Exercise brief => Return all the entries. Match them word for word.

Start of Extracted information

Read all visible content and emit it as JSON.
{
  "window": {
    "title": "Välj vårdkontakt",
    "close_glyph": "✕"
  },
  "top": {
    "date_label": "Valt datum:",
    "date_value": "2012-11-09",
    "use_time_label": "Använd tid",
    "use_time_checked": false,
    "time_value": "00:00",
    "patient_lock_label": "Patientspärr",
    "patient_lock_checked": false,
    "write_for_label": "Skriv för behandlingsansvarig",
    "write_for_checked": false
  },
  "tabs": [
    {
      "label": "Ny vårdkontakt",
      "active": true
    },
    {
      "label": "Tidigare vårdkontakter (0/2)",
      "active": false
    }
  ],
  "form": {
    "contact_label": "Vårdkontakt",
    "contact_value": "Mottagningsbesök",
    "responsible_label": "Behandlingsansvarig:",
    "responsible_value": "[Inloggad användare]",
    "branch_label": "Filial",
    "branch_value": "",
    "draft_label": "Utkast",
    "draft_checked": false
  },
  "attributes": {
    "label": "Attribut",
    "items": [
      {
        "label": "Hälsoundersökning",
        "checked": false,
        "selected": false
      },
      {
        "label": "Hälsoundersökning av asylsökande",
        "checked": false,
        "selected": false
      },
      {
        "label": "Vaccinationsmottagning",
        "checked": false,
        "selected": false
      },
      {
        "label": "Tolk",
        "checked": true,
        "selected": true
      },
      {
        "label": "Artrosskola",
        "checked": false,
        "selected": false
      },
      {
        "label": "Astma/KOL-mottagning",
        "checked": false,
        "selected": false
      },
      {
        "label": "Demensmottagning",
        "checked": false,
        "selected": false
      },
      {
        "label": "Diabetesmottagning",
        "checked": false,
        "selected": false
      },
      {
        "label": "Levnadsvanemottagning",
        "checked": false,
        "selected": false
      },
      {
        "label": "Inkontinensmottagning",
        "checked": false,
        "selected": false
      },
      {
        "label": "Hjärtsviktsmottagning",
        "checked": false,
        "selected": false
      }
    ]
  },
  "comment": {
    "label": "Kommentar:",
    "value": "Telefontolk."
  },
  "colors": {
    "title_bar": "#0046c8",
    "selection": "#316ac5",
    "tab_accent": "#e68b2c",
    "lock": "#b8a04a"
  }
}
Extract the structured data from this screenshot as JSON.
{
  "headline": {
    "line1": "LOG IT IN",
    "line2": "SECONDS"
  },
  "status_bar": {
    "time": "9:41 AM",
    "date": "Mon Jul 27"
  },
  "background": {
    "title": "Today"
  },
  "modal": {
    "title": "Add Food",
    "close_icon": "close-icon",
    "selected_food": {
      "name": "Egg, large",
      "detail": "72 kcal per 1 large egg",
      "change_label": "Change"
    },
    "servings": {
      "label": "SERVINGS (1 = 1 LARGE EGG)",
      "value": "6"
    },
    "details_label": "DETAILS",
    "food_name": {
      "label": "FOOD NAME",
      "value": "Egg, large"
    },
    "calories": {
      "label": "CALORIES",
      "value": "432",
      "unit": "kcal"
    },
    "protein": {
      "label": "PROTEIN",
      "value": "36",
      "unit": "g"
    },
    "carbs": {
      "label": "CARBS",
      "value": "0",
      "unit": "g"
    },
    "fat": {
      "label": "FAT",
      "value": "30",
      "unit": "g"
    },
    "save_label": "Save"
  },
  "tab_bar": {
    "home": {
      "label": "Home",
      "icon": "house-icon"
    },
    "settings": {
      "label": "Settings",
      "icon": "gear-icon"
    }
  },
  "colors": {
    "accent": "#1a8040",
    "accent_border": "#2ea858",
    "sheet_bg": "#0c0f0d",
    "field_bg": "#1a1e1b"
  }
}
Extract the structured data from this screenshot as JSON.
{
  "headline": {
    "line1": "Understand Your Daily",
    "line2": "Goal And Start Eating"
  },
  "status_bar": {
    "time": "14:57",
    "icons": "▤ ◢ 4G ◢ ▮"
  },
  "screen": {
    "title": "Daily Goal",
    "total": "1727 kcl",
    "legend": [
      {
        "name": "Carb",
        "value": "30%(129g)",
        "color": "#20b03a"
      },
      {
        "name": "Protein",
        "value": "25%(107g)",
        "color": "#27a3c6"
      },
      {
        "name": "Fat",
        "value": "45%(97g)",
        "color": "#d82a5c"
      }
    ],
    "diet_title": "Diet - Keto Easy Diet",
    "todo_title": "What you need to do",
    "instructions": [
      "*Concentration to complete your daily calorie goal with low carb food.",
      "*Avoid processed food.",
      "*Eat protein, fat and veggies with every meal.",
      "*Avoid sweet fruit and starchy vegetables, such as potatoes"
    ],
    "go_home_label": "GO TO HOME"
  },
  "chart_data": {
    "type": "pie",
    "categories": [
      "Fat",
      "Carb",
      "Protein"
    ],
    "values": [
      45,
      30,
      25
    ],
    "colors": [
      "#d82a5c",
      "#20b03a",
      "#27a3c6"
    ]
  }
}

End of Extracted information

Answer area =>
Read all visible content and emit it as JSON.
{
  "window": {
    "title": "Välj vårdkontakt",
    "close_glyph": "✕"
  },
  "top": {
    "date_label": "Valt datum:",
    "date_value": "2012-11-09",
    "use_time_label": "Använd tid",
    "use_time_checked": false,
    "time_value": "00:00",
    "patient_lock_label": "Patientspärr",
    "patient_lock_checked": false,
    "write_for_label": "Skriv för behandlingsansvarig",
    "write_for_checked": false
  },
  "tabs": [
    {
      "label": "Ny vårdkontakt",
      "active": true
    },
    {
      "label": "Tidigare vårdkontakter (0/2)",
      "active": false
    }
  ],
  "form": {
    "contact_label": "Vårdkontakt",
    "contact_value": "Mottagningsbesök",
    "responsible_label": "Behandlingsansvarig:",
    "responsible_value": "[Inloggad användare]",
    "branch_label": "Filial",
    "branch_value": "",
    "draft_label": "Utkast",
    "draft_checked": false
  },
  "attributes": {
    "label": "Attribut",
    "items": [
      {
        "label": "Hälsoundersökning",
        "checked": false,
        "selected": false
      },
      {
        "label": "Hälsoundersökning av asylsökande",
        "checked": false,
        "selected": false
      },
      {
        "label": "Vaccinationsmottagning",
        "checked": false,
        "selected": false
      },
      {
        "label": "Tolk",
        "checked": true,
        "selected": true
      },
      {
        "label": "Artrosskola",
        "checked": false,
        "selected": false
      },
      {
        "label": "Astma/KOL-mottagning",
        "checked": false,
        "selected": false
      },
      {
        "label": "Demensmottagning",
        "checked": false,
        "selected": false
      },
      {
        "label": "Diabetesmottagning",
        "checked": false,
        "selected": false
      },
      {
        "label": "Levnadsvanemottagning",
        "checked": false,
        "selected": false
      },
      {
        "label": "Inkontinensmottagning",
        "checked": false,
        "selected": false
      },
      {
        "label": "Hjärtsviktsmottagning",
        "checked": false,
        "selected": false
      }
    ]
  },
  "comment": {
    "label": "Kommentar:",
    "value": "Telefontolk."
  },
  "colors": {
    "title_bar": "#0046c8",
    "selection": "#316ac5",
    "tab_accent": "#e68b2c",
    "lock": "#b8a04a"
  }
}
Extract the structured data from this screenshot as JSON.
{
  "headline": {
    "line1": "LOG IT IN",
    "line2": "SECONDS"
  },
  "status_bar": {
    "time": "9:41 AM",
    "date": "Mon Jul 27"
  },
  "background": {
    "title": "Today"
  },
  "modal": {
    "title": "Add Food",
    "close_icon": "close-icon",
    "selected_food": {
      "name": "Egg, large",
      "detail": "72 kcal per 1 large egg",
      "change_label": "Change"
    },
    "servings": {
      "label": "SERVINGS (1 = 1 LARGE EGG)",
      "value": "6"
    },
    "details_label": "DETAILS",
    "food_name": {
      "label": "FOOD NAME",
      "value": "Egg, large"
    },
    "calories": {
      "label": "CALORIES",
      "value": "432",
      "unit": "kcal"
    },
    "protein": {
      "label": "PROTEIN",
      "value": "36",
      "unit": "g"
    },
    "carbs": {
      "label": "CARBS",
      "value": "0",
      "unit": "g"
    },
    "fat": {
      "label": "FAT",
      "value": "30",
      "unit": "g"
    },
    "save_label": "Save"
  },
  "tab_bar": {
    "home": {
      "label": "Home",
      "icon": "house-icon"
    },
    "settings": {
      "label": "Settings",
      "icon": "gear-icon"
    }
  },
  "colors": {
    "accent": "#1a8040",
    "accent_border": "#2ea858",
    "sheet_bg": "#0c0f0d",
    "field_bg": "#1a1e1b"
  }
}
Extract the structured data from this screenshot as JSON.
{
  "headline": {
    "line1": "Understand Your Daily",
    "line2": "Goal And Start Eating"
  },
  "status_bar": {
    "time": "14:57",
    "icons": "▤ ◢ 4G ◢ ▮"
  },
  "screen": {
    "title": "Daily Goal",
    "total": "1727 kcl",
    "legend": [
      {
        "name": "Carb",
        "value": "30%(129g)",
        "color": "#20b03a"
      },
      {
        "name": "Protein",
        "value": "25%(107g)",
        "color": "#27a3c6"
      },
      {
        "name": "Fat",
        "value": "45%(97g)",
        "color": "#d82a5c"
      }
    ],
    "diet_title": "Diet - Keto Easy Diet",
    "todo_title": "What you need to do",
    "instructions": [
      "*Concentration to complete your daily calorie goal with low carb food.",
      "*Avoid processed food.",
      "*Eat protein, fat and veggies with every meal.",
      "*Avoid sweet fruit and starchy vegetables, such as potatoes"
    ],
    "go_home_label": "GO TO HOME"
  },
  "chart_data": {
    "type": "pie",
    "categories": [
      "Fat",
      "Carb",
      "Protein"
    ],
    "values": [
      45,
      30,
      25
    ],
    "colors": [
      "#d82a5c",
      "#20b03a",
      "#27a3c6"
    ]
  }
}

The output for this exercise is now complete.